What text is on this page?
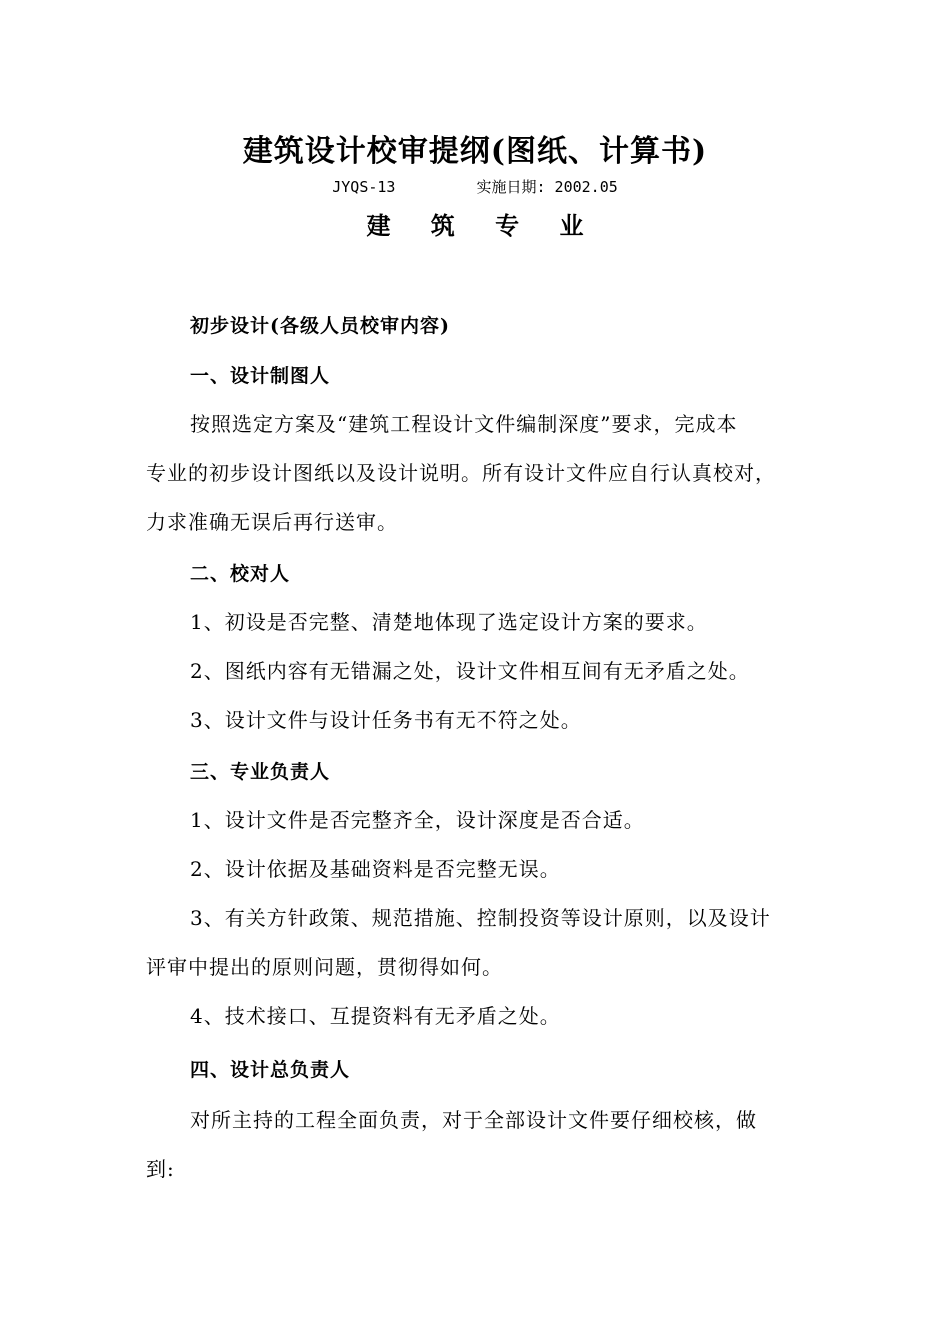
建筑设计校审提纲(图纸、计算书)
JYQS-13	实施日期: 2002.05
建 筑 专 业
初步设计(各级人员校审内容)
一、设计制图人
按照选定方案及“建筑工程设计文件编制深度”要求，完成本
专业的初步设计图纸以及设计说明。所有设计文件应自行认真校对，
力求准确无误后再行送审。
二、校对人
1、初设是否完整、清楚地体现了选定设计方案的要求。
2、图纸内容有无错漏之处，设计文件相互间有无矛盾之处。
3、设计文件与设计任务书有无不符之处。
三、专业负责人
1、设计文件是否完整齐全，设计深度是否合适。
2、设计依据及基础资料是否完整无误。
3、有关方针政策、规范措施、控制投资等设计原则，以及设计
评审中提出的原则问题，贯彻得如何。
4、技术接口、互提资料有无矛盾之处。
四、设计总负责人
对所主持的工程全面负责，对于全部设计文件要仔细校核，做
到:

Task prompt:
Copy the records exactly. Skip the pictures.

Response for this exercise:
What text is on this page?
建筑设计校审提纲(图纸、计算书)
JYQS-13	实施日期: 2002.05
建 筑 专 业
初步设计(各级人员校审内容)
一、设计制图人
按照选定方案及“建筑工程设计文件编制深度”要求，完成本
专业的初步设计图纸以及设计说明。所有设计文件应自行认真校对，
力求准确无误后再行送审。
二、校对人
1、初设是否完整、清楚地体现了选定设计方案的要求。
2、图纸内容有无错漏之处，设计文件相互间有无矛盾之处。
3、设计文件与设计任务书有无不符之处。
三、专业负责人
1、设计文件是否完整齐全，设计深度是否合适。
2、设计依据及基础资料是否完整无误。
3、有关方针政策、规范措施、控制投资等设计原则，以及设计
评审中提出的原则问题，贯彻得如何。
4、技术接口、互提资料有无矛盾之处。
四、设计总负责人
对所主持的工程全面负责，对于全部设计文件要仔细校核，做
到:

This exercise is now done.